● **The task**:
Wherever the string "Soil" appears, copy the whole line.
>> Begin The data
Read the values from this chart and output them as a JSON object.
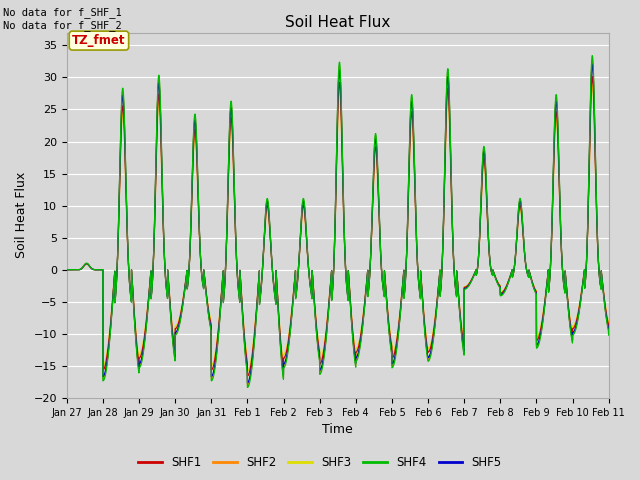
{
  "title": "Soil Heat Flux",
  "ylabel": "Soil Heat Flux",
  "xlabel": "Time",
  "ylim": [
    -20,
    37
  ],
  "yticks": [
    -20,
    -15,
    -10,
    -5,
    0,
    5,
    10,
    15,
    20,
    25,
    30,
    35
  ],
  "colors": {
    "SHF1": "#cc0000",
    "SHF2": "#ff8800",
    "SHF3": "#dddd00",
    "SHF4": "#00bb00",
    "SHF5": "#0000cc"
  },
  "legend_labels": [
    "SHF1",
    "SHF2",
    "SHF3",
    "SHF4",
    "SHF5"
  ],
  "annotation_text": "No data for f_SHF_1\nNo data for f_SHF_2",
  "box_label": "TZ_fmet",
  "box_facecolor": "#ffffe0",
  "box_edgecolor": "#999900",
  "box_textcolor": "#cc0000",
  "fig_facecolor": "#d8d8d8",
  "tick_labels": [
    "Jan 27",
    "Jan 28",
    "Jan 29",
    "Jan 30",
    "Jan 31",
    "Feb 1",
    "Feb 2",
    "Feb 3",
    "Feb 4",
    "Feb 5",
    "Feb 6",
    "Feb 7",
    "Feb 8",
    "Feb 9",
    "Feb 10",
    "Feb 11"
  ],
  "day_peaks": [
    1,
    28,
    30,
    24,
    26,
    11,
    11,
    32,
    21,
    27,
    31,
    19,
    11,
    27,
    33
  ],
  "night_troughs": [
    0,
    -17,
    -15,
    -10,
    -17,
    -18,
    -15,
    -16,
    -14,
    -15,
    -14,
    -3,
    -4,
    -12,
    -10
  ]
}
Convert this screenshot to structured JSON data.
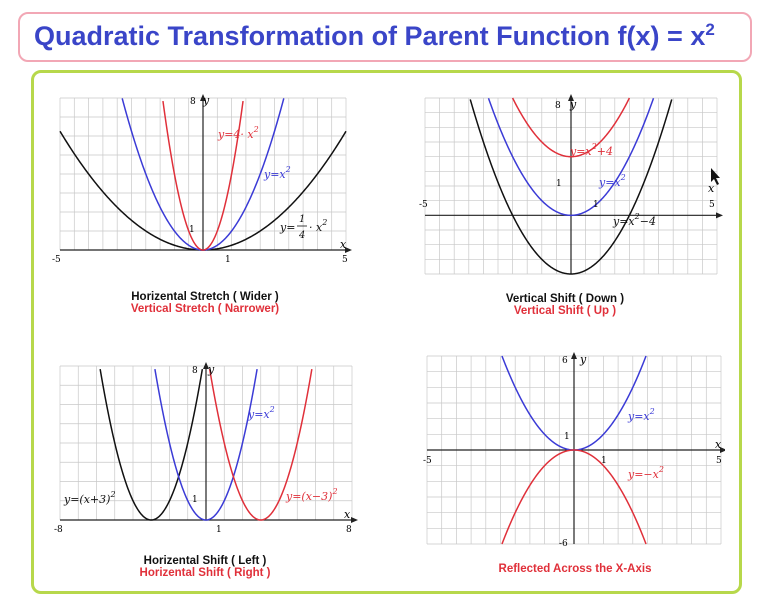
{
  "title": {
    "text": "Quadratic Transformation of Parent Function f(x) = x",
    "sup": "2"
  },
  "colors": {
    "black": "#111111",
    "blue": "#3b3bd6",
    "red": "#e0303a",
    "grid": "#c8c8c8"
  },
  "graphs": [
    {
      "id": "stretch",
      "xlim": [
        -5,
        5
      ],
      "ylim": [
        0,
        8
      ],
      "ticks": {
        "xmin": "-5",
        "xmax": "5",
        "xone": "1",
        "ymax": "8",
        "yone": "1"
      },
      "xlabel": "x",
      "ylabel": "y",
      "curves": [
        {
          "expr": "0.25*x^2",
          "color": "black",
          "label": "y=¼·x²"
        },
        {
          "expr": "x^2",
          "color": "blue",
          "label": "y=x²"
        },
        {
          "expr": "4*x^2",
          "color": "red",
          "label": "y=4·x²"
        }
      ],
      "labels": {
        "black_pre": "y=",
        "black_num": "1",
        "black_den": "4",
        "black_post": "· x",
        "blue": "y=x",
        "red": "y=4· x",
        "sq": "2"
      },
      "caption": {
        "line1": "Horizental Stretch ( Wider )",
        "line2": "Vertical Stretch ( Narrower)"
      }
    },
    {
      "id": "vshift",
      "xlim": [
        -5,
        5
      ],
      "ylim": [
        -4,
        8
      ],
      "ticks": {
        "xmin": "-5",
        "xmax": "5",
        "xone": "1",
        "ymax": "8",
        "yone": "1"
      },
      "xlabel": "x",
      "ylabel": "y",
      "curves": [
        {
          "expr": "x^2-4",
          "color": "black",
          "label": "y=x²−4"
        },
        {
          "expr": "x^2",
          "color": "blue",
          "label": "y=x²"
        },
        {
          "expr": "x^2+4",
          "color": "red",
          "label": "y=x²+4"
        }
      ],
      "labels": {
        "black": "y=x",
        "black_post": "−4",
        "blue": "y=x",
        "red": "y=x",
        "red_post": "+4",
        "sq": "2"
      },
      "caption": {
        "line1": "Vertical Shift ( Down )",
        "line2": "Vertical Shift ( Up )"
      }
    },
    {
      "id": "hshift",
      "xlim": [
        -8,
        8
      ],
      "ylim": [
        0,
        8
      ],
      "ticks": {
        "xmin": "-8",
        "xmax": "8",
        "xone": "1",
        "ymax": "8",
        "yone": "1"
      },
      "xlabel": "x",
      "ylabel": "y",
      "curves": [
        {
          "expr": "(x+3)^2",
          "color": "black",
          "label": "y=(x+3)²"
        },
        {
          "expr": "x^2",
          "color": "blue",
          "label": "y=x²"
        },
        {
          "expr": "(x-3)^2",
          "color": "red",
          "label": "y=(x−3)²"
        }
      ],
      "labels": {
        "black": "y=(x+3)",
        "blue": "y=x",
        "red": "y=(x−3)",
        "sq": "2"
      },
      "caption": {
        "line1": "Horizental Shift ( Left )",
        "line2": "Horizental Shift ( Right )"
      }
    },
    {
      "id": "reflect",
      "xlim": [
        -5,
        5
      ],
      "ylim": [
        -6,
        6
      ],
      "ticks": {
        "xmin": "-5",
        "xmax": "5",
        "xone": "1",
        "ymax": "6",
        "ymin": "-6",
        "yone": "1"
      },
      "xlabel": "x",
      "ylabel": "y",
      "curves": [
        {
          "expr": "x^2",
          "color": "blue",
          "label": "y=x²"
        },
        {
          "expr": "-x^2",
          "color": "red",
          "label": "y=−x²"
        }
      ],
      "labels": {
        "blue": "y=x",
        "red": "y=−x",
        "sq": "2"
      },
      "caption": {
        "line2": "Reflected Across the X-Axis"
      }
    }
  ]
}
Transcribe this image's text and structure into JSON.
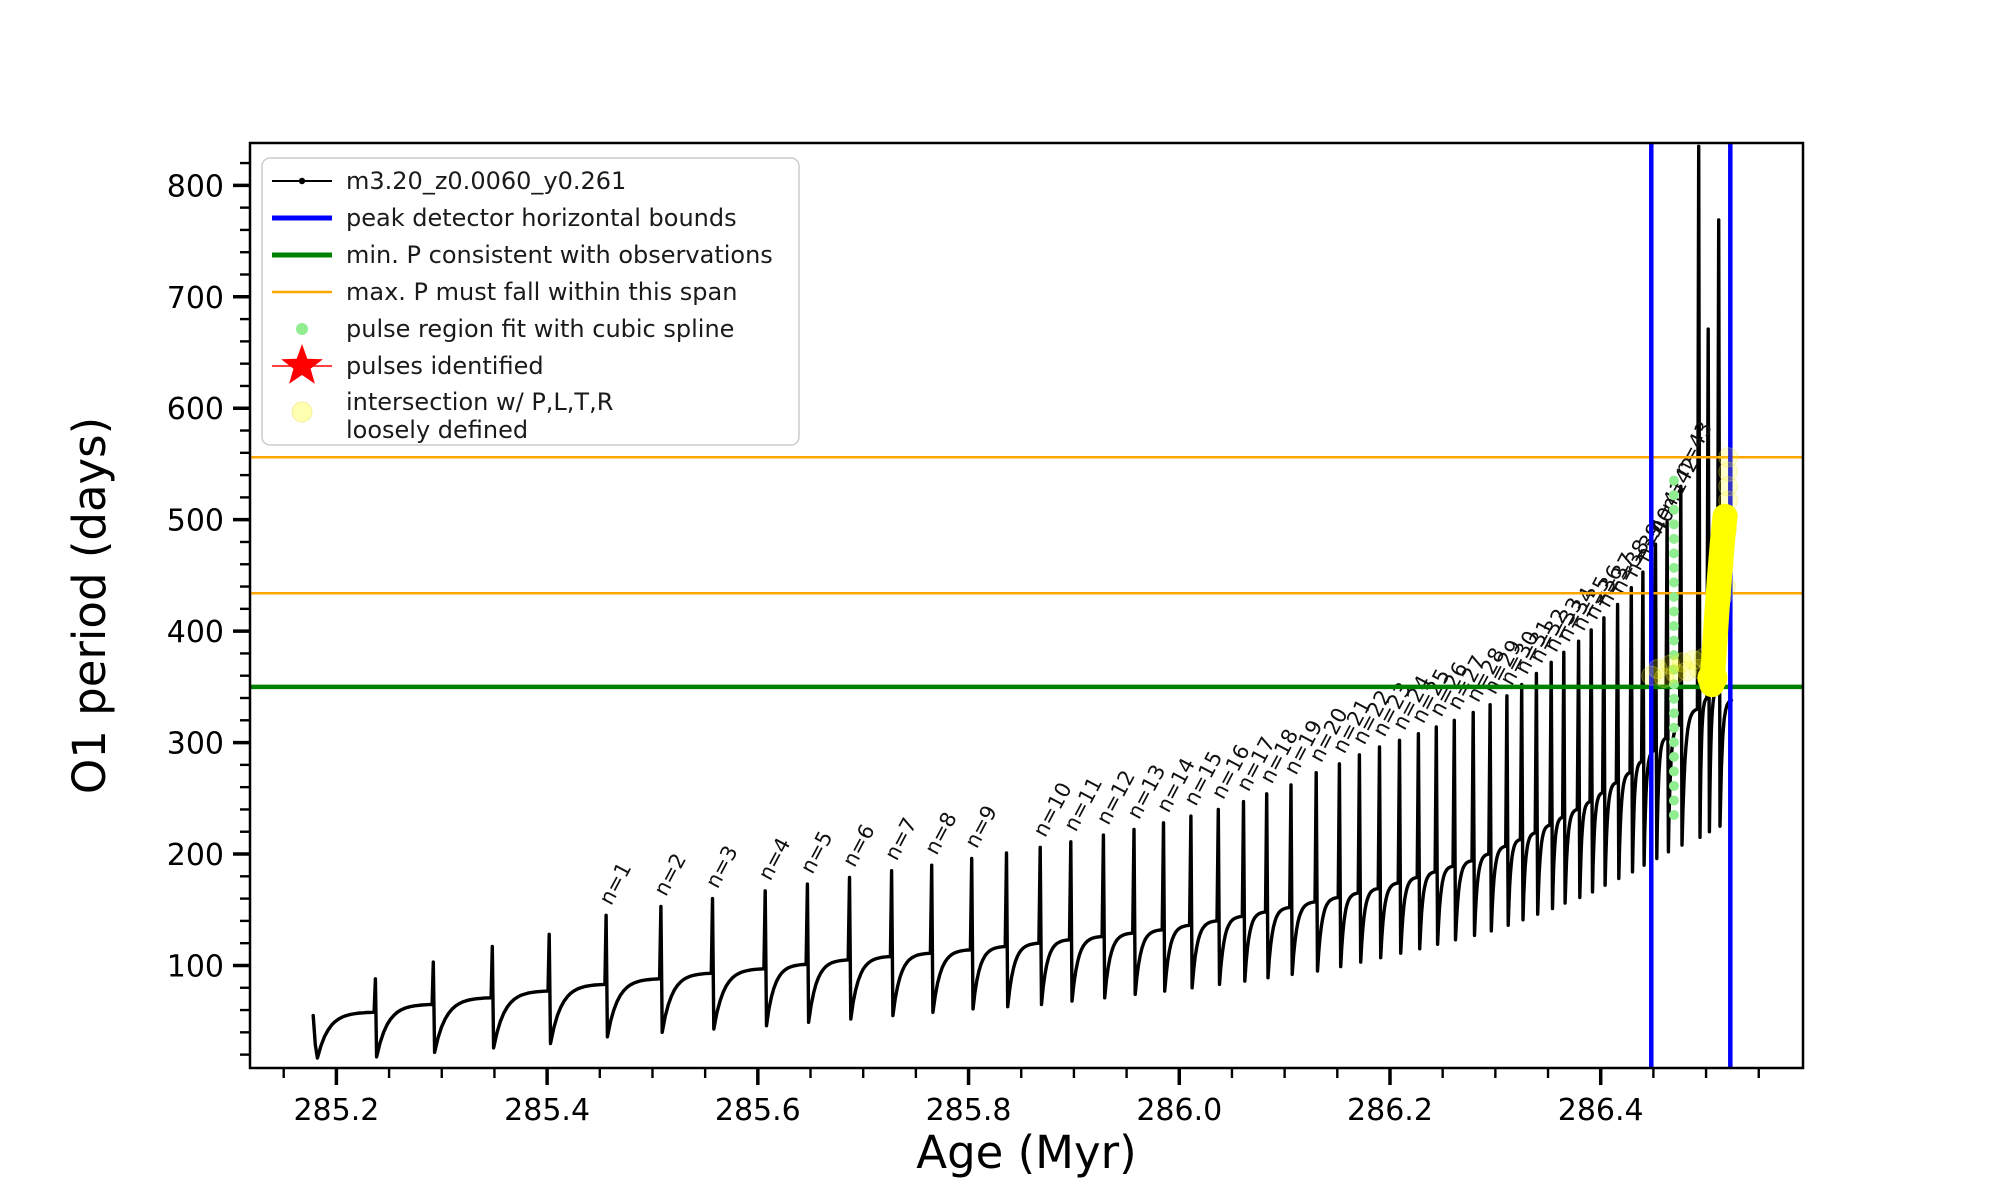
{
  "figure": {
    "background": "#ffffff"
  },
  "chart_data": {
    "type": "line",
    "title": "",
    "xlabel": "Age (Myr)",
    "ylabel": "O1 period (days)",
    "xlim": [
      285.118,
      286.592
    ],
    "ylim": [
      8,
      838
    ],
    "x_major_ticks": [
      285.2,
      285.4,
      285.6,
      285.8,
      286.0,
      286.2,
      286.4
    ],
    "x_minor_step": 0.05,
    "y_major_ticks": [
      100,
      200,
      300,
      400,
      500,
      600,
      700,
      800
    ],
    "y_minor_step": 20,
    "grid": false,
    "series_label": "m3.20_z0.0060_y0.261",
    "series_color": "#000000",
    "curve_start": {
      "age": 285.178,
      "value": 55,
      "dip": 17
    },
    "curve_end": {
      "age": 286.524,
      "value": 338
    },
    "pulses": [
      {
        "age": 285.237,
        "base": 58,
        "peak": 88,
        "dip": 18,
        "label": null
      },
      {
        "age": 285.292,
        "base": 65,
        "peak": 103,
        "dip": 22,
        "label": null
      },
      {
        "age": 285.348,
        "base": 71,
        "peak": 117,
        "dip": 26,
        "label": null
      },
      {
        "age": 285.402,
        "base": 77,
        "peak": 128,
        "dip": 30,
        "label": null
      },
      {
        "age": 285.456,
        "base": 83,
        "peak": 145,
        "dip": 36,
        "label": "n=1"
      },
      {
        "age": 285.508,
        "base": 88,
        "peak": 153,
        "dip": 40,
        "label": "n=2"
      },
      {
        "age": 285.557,
        "base": 93,
        "peak": 160,
        "dip": 43,
        "label": "n=3"
      },
      {
        "age": 285.607,
        "base": 97,
        "peak": 167,
        "dip": 46,
        "label": "n=4"
      },
      {
        "age": 285.647,
        "base": 101,
        "peak": 173,
        "dip": 49,
        "label": "n=5"
      },
      {
        "age": 285.687,
        "base": 105,
        "peak": 179,
        "dip": 52,
        "label": "n=6"
      },
      {
        "age": 285.727,
        "base": 108,
        "peak": 185,
        "dip": 55,
        "label": "n=7"
      },
      {
        "age": 285.765,
        "base": 111,
        "peak": 190,
        "dip": 58,
        "label": "n=8"
      },
      {
        "age": 285.803,
        "base": 114,
        "peak": 196,
        "dip": 61,
        "label": "n=9"
      },
      {
        "age": 285.836,
        "base": 117,
        "peak": 201,
        "dip": 63,
        "label": null
      },
      {
        "age": 285.868,
        "base": 120,
        "peak": 206,
        "dip": 65,
        "label": "n=10"
      },
      {
        "age": 285.897,
        "base": 123,
        "peak": 211,
        "dip": 68,
        "label": "n=11"
      },
      {
        "age": 285.928,
        "base": 126,
        "peak": 217,
        "dip": 71,
        "label": "n=12"
      },
      {
        "age": 285.957,
        "base": 129,
        "peak": 222,
        "dip": 74,
        "label": "n=13"
      },
      {
        "age": 285.985,
        "base": 132,
        "peak": 228,
        "dip": 77,
        "label": "n=14"
      },
      {
        "age": 286.011,
        "base": 136,
        "peak": 234,
        "dip": 80,
        "label": "n=15"
      },
      {
        "age": 286.037,
        "base": 140,
        "peak": 240,
        "dip": 83,
        "label": "n=16"
      },
      {
        "age": 286.061,
        "base": 144,
        "peak": 247,
        "dip": 86,
        "label": "n=17"
      },
      {
        "age": 286.083,
        "base": 148,
        "peak": 254,
        "dip": 89,
        "label": "n=18"
      },
      {
        "age": 286.106,
        "base": 152,
        "peak": 262,
        "dip": 92,
        "label": "n=19"
      },
      {
        "age": 286.13,
        "base": 157,
        "peak": 273,
        "dip": 95,
        "label": "n=20"
      },
      {
        "age": 286.152,
        "base": 161,
        "peak": 281,
        "dip": 99,
        "label": "n=21"
      },
      {
        "age": 286.171,
        "base": 165,
        "peak": 289,
        "dip": 103,
        "label": "n=22"
      },
      {
        "age": 286.19,
        "base": 169,
        "peak": 296,
        "dip": 107,
        "label": "n=23"
      },
      {
        "age": 286.209,
        "base": 174,
        "peak": 302,
        "dip": 111,
        "label": "n=24"
      },
      {
        "age": 286.227,
        "base": 179,
        "peak": 308,
        "dip": 115,
        "label": "n=25"
      },
      {
        "age": 286.244,
        "base": 184,
        "peak": 314,
        "dip": 119,
        "label": "n=26"
      },
      {
        "age": 286.261,
        "base": 189,
        "peak": 320,
        "dip": 123,
        "label": "n=27"
      },
      {
        "age": 286.279,
        "base": 194,
        "peak": 327,
        "dip": 127,
        "label": "n=28"
      },
      {
        "age": 286.295,
        "base": 200,
        "peak": 334,
        "dip": 131,
        "label": "n=29"
      },
      {
        "age": 286.311,
        "base": 207,
        "peak": 342,
        "dip": 136,
        "label": "n=30"
      },
      {
        "age": 286.325,
        "base": 213,
        "peak": 352,
        "dip": 141,
        "label": "n=31"
      },
      {
        "age": 286.339,
        "base": 219,
        "peak": 362,
        "dip": 146,
        "label": "n=32"
      },
      {
        "age": 286.353,
        "base": 226,
        "peak": 372,
        "dip": 151,
        "label": "n=33"
      },
      {
        "age": 286.365,
        "base": 233,
        "peak": 381,
        "dip": 156,
        "label": "n=34"
      },
      {
        "age": 286.379,
        "base": 240,
        "peak": 391,
        "dip": 161,
        "label": "n=35"
      },
      {
        "age": 286.391,
        "base": 247,
        "peak": 401,
        "dip": 166,
        "label": "n=36"
      },
      {
        "age": 286.403,
        "base": 255,
        "peak": 412,
        "dip": 172,
        "label": "n=37"
      },
      {
        "age": 286.416,
        "base": 264,
        "peak": 424,
        "dip": 178,
        "label": "n=38"
      },
      {
        "age": 286.429,
        "base": 273,
        "peak": 439,
        "dip": 184,
        "label": "n=39"
      },
      {
        "age": 286.44,
        "base": 283,
        "peak": 453,
        "dip": 190,
        "label": "n=40"
      },
      {
        "age": 286.452,
        "base": 293,
        "peak": 478,
        "dip": 196,
        "label": "n=41"
      },
      {
        "age": 286.463,
        "base": 304,
        "peak": 498,
        "dip": 202,
        "label": "n=42"
      },
      {
        "age": 286.476,
        "base": 316,
        "peak": 530,
        "dip": 208,
        "label": "n=43"
      },
      {
        "age": 286.493,
        "base": 330,
        "peak": 835,
        "dip": 215,
        "label": null
      },
      {
        "age": 286.502,
        "base": 340,
        "peak": 671,
        "dip": 220,
        "label": null
      },
      {
        "age": 286.512,
        "base": 348,
        "peak": 769,
        "dip": 225,
        "label": null
      }
    ],
    "h_lines": [
      {
        "value": 556,
        "color": "#ffa500",
        "width": 2.5,
        "name": "max-P-span-upper"
      },
      {
        "value": 434,
        "color": "#ffa500",
        "width": 2.5,
        "name": "max-P-span-lower"
      },
      {
        "value": 350,
        "color": "#008000",
        "width": 4.5,
        "name": "min-P-observed"
      }
    ],
    "v_lines": [
      {
        "age": 286.448,
        "color": "#0000ff",
        "width": 4.5,
        "name": "peak-detector-left"
      },
      {
        "age": 286.523,
        "color": "#0000ff",
        "width": 4.5,
        "name": "peak-detector-right"
      }
    ],
    "spline_dots": {
      "age": 286.4695,
      "value_min": 235,
      "value_max": 535,
      "count": 24,
      "color": "#90ee90",
      "radius": 5
    },
    "yellow_blob": {
      "color": "#ffff00",
      "width": 25,
      "path": [
        [
          286.5055,
          352
        ],
        [
          286.508,
          385
        ],
        [
          286.5105,
          420
        ],
        [
          286.513,
          452
        ],
        [
          286.5155,
          480
        ],
        [
          286.518,
          503
        ]
      ]
    },
    "yellow_scatter": {
      "color": "#ffff00",
      "opacity": 0.2,
      "radius": 9.5,
      "points": [
        [
          286.448,
          360
        ],
        [
          286.454,
          366
        ],
        [
          286.46,
          358
        ],
        [
          286.466,
          370
        ],
        [
          286.471,
          362
        ],
        [
          286.477,
          372
        ],
        [
          286.482,
          364
        ],
        [
          286.488,
          374
        ],
        [
          286.493,
          366
        ],
        [
          286.498,
          376
        ],
        [
          286.503,
          368
        ],
        [
          286.507,
          378
        ],
        [
          286.506,
          395
        ],
        [
          286.508,
          410
        ],
        [
          286.51,
          425
        ],
        [
          286.512,
          440
        ],
        [
          286.514,
          455
        ],
        [
          286.516,
          470
        ],
        [
          286.518,
          485
        ],
        [
          286.519,
          440
        ],
        [
          286.521,
          556
        ],
        [
          286.521,
          543
        ],
        [
          286.521,
          530
        ],
        [
          286.521,
          517
        ],
        [
          286.521,
          504
        ],
        [
          286.52,
          491
        ],
        [
          286.517,
          460
        ],
        [
          286.515,
          430
        ],
        [
          286.511,
          400
        ],
        [
          286.509,
          390
        ]
      ]
    },
    "legend": {
      "entries": [
        {
          "type": "line-dot",
          "color": "#000000",
          "label": "m3.20_z0.0060_y0.261"
        },
        {
          "type": "line",
          "color": "#0000ff",
          "lw": 5,
          "label": "peak detector horizontal bounds"
        },
        {
          "type": "line",
          "color": "#008000",
          "lw": 5,
          "label": "min. P consistent with observations"
        },
        {
          "type": "line",
          "color": "#ffa500",
          "lw": 2.5,
          "label": "max. P must fall within this span"
        },
        {
          "type": "dot",
          "color": "#90ee90",
          "r": 6,
          "label": "pulse region fit with cubic spline"
        },
        {
          "type": "star",
          "color": "#ff0000",
          "label": "pulses identified"
        },
        {
          "type": "big-dot",
          "color": "#ffff00",
          "r": 10,
          "label": "intersection w/ P,L,T,R",
          "label2": "loosely defined"
        }
      ]
    }
  }
}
>> End The data
● **The response**:
  "title": "Soil Heat Flux",
  "ylabel": "Soil Heat Flux",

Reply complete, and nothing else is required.